How many of the lines that follow contain the word "Lepaskan"? Give only the number.

#### RECORDS PROVIDED:
## start
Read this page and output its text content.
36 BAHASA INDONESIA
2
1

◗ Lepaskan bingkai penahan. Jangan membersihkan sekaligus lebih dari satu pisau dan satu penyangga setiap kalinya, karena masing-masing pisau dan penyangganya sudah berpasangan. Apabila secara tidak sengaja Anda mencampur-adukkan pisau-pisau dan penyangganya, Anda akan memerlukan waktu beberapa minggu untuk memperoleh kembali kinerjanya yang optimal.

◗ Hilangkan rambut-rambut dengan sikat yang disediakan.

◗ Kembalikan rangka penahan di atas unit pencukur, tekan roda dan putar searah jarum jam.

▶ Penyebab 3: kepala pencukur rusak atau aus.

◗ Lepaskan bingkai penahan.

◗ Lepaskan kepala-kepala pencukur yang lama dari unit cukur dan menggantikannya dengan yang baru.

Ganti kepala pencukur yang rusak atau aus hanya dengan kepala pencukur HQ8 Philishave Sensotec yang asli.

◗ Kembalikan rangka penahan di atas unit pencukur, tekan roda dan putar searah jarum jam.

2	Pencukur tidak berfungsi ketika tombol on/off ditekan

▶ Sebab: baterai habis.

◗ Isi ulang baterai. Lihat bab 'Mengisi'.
## end
#### RESULT FOR THIS EXERCISE:
3